### Instruction
Assemble all lines in which the string "axis" appears.

Extracts from a graphics dataset
□ □ □ □ □
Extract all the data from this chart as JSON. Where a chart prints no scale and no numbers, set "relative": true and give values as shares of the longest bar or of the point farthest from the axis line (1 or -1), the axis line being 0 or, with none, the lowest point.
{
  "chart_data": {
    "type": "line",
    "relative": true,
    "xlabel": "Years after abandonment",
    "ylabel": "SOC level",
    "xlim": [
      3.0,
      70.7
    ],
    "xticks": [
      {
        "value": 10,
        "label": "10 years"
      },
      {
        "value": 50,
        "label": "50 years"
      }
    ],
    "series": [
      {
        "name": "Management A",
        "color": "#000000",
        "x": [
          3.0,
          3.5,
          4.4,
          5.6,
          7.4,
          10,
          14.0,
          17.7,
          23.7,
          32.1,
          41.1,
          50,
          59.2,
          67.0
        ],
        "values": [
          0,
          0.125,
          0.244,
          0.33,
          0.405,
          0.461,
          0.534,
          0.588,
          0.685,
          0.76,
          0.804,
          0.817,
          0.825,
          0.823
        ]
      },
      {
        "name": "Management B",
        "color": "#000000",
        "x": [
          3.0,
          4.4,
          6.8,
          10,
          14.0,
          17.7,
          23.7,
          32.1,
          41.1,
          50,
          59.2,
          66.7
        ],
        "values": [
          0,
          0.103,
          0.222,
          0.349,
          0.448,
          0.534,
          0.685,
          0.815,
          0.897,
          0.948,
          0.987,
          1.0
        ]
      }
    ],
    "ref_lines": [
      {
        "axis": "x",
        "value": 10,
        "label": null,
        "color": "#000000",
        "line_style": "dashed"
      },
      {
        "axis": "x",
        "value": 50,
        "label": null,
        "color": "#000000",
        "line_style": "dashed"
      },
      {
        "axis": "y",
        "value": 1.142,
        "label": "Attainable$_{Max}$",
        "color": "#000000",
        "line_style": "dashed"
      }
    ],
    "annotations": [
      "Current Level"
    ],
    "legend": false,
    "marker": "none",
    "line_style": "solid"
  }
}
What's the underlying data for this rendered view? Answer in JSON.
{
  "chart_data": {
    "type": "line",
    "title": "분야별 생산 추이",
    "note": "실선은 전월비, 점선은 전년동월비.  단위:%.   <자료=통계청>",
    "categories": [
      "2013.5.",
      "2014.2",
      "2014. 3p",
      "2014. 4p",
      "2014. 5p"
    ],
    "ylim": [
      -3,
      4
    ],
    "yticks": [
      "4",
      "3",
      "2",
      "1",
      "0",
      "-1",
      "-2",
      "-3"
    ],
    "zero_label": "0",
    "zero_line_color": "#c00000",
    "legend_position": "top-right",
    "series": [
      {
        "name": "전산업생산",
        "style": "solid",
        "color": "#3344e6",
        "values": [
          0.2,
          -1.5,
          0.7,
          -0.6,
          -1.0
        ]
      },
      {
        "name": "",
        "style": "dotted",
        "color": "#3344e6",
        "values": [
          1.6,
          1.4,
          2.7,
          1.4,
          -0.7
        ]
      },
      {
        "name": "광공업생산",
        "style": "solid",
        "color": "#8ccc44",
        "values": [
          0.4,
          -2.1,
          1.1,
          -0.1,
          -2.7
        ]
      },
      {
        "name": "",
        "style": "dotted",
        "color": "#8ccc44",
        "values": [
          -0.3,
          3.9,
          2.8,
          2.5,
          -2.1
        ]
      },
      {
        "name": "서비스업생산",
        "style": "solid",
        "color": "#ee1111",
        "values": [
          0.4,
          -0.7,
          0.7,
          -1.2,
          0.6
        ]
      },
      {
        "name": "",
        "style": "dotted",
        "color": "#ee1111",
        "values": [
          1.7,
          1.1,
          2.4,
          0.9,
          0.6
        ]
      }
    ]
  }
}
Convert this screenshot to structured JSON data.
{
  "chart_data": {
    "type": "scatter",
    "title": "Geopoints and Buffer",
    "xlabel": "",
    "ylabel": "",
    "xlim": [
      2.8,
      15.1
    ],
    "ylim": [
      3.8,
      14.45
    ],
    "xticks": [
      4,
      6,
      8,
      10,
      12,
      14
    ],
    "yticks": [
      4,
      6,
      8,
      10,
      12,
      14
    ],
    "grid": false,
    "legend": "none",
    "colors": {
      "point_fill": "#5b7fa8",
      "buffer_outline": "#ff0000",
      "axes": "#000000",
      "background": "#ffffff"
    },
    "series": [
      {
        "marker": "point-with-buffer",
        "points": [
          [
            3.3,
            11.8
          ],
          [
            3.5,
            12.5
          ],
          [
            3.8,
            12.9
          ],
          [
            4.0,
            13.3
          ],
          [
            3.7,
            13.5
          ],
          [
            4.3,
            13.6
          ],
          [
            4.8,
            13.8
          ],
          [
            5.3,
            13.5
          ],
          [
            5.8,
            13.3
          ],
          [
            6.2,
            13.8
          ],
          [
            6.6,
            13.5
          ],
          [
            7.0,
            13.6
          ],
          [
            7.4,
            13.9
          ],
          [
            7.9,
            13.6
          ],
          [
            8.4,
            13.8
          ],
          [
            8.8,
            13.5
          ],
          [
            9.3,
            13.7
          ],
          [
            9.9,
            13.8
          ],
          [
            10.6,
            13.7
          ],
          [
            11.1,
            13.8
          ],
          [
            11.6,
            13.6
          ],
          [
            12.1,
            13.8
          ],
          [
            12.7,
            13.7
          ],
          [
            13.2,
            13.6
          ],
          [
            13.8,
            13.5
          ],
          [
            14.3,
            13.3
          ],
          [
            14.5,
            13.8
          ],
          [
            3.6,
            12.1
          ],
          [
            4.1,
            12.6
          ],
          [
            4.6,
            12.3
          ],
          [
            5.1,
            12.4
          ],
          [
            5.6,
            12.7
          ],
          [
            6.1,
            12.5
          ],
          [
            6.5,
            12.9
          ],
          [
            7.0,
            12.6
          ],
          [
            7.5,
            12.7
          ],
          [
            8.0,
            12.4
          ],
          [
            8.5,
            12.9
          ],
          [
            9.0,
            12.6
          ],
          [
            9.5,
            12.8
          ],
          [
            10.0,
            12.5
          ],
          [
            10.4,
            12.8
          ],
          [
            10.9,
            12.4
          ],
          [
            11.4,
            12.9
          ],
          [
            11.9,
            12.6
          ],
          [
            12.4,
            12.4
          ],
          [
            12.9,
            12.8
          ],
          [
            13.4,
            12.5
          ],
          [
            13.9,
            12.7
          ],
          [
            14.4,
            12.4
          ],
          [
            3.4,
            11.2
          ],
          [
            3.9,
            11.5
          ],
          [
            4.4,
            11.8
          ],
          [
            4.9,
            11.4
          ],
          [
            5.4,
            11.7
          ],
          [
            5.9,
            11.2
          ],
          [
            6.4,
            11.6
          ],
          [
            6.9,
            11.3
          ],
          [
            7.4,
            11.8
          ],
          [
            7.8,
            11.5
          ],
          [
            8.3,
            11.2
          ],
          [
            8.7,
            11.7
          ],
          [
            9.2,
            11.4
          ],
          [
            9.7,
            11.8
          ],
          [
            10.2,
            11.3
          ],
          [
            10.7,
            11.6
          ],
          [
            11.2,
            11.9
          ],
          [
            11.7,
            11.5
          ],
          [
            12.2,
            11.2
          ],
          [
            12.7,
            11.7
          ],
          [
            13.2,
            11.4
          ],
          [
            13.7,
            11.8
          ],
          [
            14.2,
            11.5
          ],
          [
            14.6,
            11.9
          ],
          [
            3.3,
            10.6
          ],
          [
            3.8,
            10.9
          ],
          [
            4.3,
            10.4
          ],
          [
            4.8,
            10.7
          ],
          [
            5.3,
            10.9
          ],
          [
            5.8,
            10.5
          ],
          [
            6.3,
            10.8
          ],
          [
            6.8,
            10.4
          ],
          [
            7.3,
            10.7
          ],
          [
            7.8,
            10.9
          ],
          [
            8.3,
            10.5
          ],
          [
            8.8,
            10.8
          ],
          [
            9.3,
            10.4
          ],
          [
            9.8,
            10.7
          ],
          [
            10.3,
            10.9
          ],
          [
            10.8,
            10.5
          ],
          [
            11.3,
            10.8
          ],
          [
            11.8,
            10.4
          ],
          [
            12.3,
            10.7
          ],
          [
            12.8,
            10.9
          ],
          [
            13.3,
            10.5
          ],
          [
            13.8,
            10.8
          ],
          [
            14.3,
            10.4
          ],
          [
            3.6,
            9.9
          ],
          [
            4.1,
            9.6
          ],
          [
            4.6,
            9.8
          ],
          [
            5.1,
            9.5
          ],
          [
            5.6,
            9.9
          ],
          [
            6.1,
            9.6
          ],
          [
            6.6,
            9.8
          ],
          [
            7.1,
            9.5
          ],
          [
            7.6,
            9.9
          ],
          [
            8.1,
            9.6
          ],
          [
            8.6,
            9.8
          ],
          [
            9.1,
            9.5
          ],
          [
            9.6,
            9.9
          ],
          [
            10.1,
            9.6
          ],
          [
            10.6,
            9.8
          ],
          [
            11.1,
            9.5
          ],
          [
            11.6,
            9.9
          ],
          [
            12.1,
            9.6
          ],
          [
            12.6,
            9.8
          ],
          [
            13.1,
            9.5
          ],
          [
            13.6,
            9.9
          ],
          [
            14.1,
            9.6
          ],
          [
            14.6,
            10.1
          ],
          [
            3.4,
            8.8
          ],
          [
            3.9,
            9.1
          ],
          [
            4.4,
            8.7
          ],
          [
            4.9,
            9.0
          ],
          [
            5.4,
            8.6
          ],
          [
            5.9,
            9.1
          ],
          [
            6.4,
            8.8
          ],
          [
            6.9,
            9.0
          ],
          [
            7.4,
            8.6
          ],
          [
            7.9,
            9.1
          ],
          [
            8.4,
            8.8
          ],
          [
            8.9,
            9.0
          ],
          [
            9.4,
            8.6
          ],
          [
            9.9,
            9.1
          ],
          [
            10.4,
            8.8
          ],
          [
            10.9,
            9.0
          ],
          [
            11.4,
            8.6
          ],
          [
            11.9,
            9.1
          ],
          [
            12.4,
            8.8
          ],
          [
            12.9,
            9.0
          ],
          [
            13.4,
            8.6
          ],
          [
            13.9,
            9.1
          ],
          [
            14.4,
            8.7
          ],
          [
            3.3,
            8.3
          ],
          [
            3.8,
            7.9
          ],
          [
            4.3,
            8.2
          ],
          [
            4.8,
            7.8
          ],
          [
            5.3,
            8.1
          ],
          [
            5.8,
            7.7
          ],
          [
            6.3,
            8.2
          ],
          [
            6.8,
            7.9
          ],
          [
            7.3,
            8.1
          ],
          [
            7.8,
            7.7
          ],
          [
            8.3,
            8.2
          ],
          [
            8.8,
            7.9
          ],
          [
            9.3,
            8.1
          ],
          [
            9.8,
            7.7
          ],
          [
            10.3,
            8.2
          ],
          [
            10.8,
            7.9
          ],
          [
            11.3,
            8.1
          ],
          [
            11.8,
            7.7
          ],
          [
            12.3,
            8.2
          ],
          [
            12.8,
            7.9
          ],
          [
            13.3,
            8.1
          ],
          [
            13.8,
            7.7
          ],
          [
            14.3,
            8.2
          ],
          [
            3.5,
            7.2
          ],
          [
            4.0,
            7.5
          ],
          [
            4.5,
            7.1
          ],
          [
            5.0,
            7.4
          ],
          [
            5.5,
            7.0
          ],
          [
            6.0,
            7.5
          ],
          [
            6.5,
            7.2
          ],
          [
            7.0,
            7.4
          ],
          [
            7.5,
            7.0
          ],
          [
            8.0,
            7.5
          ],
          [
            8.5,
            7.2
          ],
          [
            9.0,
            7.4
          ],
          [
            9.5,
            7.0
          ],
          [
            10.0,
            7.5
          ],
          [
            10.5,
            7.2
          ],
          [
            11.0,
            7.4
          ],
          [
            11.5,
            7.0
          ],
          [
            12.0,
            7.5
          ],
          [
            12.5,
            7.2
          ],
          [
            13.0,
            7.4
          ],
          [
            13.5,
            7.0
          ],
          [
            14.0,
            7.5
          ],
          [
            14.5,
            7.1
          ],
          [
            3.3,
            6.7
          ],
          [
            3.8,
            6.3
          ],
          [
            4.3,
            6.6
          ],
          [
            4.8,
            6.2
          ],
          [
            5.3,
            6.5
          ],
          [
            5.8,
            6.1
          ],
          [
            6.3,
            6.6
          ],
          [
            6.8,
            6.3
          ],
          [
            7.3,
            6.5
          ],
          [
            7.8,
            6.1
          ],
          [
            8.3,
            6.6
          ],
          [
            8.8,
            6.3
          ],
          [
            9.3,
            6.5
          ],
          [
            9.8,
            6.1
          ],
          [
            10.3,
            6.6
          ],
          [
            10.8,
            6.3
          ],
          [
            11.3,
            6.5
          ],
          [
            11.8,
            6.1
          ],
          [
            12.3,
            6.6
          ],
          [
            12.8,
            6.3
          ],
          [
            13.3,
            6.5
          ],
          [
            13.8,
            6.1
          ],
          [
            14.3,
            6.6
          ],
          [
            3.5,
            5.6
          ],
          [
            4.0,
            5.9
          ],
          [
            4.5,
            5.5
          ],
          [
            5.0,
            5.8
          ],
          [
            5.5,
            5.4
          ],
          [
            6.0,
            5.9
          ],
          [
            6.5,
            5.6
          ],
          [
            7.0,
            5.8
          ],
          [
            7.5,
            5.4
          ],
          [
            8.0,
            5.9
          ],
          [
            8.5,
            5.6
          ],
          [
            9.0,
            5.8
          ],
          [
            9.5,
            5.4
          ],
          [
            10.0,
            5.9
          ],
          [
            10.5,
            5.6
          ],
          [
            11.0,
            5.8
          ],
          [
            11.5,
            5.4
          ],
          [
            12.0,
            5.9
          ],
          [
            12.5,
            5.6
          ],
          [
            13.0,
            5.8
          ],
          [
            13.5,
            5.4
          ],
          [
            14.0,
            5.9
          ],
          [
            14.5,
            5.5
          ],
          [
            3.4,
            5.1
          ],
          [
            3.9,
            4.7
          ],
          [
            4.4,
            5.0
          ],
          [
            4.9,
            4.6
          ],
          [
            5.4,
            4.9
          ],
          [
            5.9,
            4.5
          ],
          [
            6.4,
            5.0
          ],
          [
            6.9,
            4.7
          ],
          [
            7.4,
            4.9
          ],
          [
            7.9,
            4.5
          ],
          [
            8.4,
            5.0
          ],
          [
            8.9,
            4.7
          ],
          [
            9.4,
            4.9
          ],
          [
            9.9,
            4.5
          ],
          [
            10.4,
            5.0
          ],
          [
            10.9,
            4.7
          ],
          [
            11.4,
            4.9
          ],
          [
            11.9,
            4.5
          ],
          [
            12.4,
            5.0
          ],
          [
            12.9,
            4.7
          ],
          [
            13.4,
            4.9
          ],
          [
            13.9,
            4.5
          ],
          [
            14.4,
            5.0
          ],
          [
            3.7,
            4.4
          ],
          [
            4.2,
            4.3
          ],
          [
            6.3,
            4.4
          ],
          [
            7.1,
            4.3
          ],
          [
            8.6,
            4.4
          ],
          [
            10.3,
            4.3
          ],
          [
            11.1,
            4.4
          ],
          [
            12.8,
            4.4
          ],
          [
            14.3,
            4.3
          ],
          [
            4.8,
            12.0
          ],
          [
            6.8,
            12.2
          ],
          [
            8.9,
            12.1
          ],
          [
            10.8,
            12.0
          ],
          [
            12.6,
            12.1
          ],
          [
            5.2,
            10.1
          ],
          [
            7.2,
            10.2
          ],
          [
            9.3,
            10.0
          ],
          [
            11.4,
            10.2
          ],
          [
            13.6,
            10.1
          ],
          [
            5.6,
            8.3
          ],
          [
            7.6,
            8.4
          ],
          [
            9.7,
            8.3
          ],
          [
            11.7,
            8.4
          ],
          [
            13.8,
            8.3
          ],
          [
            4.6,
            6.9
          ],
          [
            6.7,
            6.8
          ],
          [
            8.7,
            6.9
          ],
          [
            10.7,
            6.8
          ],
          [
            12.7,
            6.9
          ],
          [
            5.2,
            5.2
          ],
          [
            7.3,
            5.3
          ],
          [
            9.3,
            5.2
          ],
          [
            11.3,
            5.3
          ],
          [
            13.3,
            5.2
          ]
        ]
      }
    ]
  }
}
□ □ □ □ □
### Response
Extract all the data from this chart as JSON. Where a chart prints no scale and no numbers, set "relative": true and give values as shares of the longest bar or of the point farthest from the axis line (1 or -1), the axis line being 0 or, with none, the lowest point.
        "axis": "x",
        "axis": "x",
        "axis": "y",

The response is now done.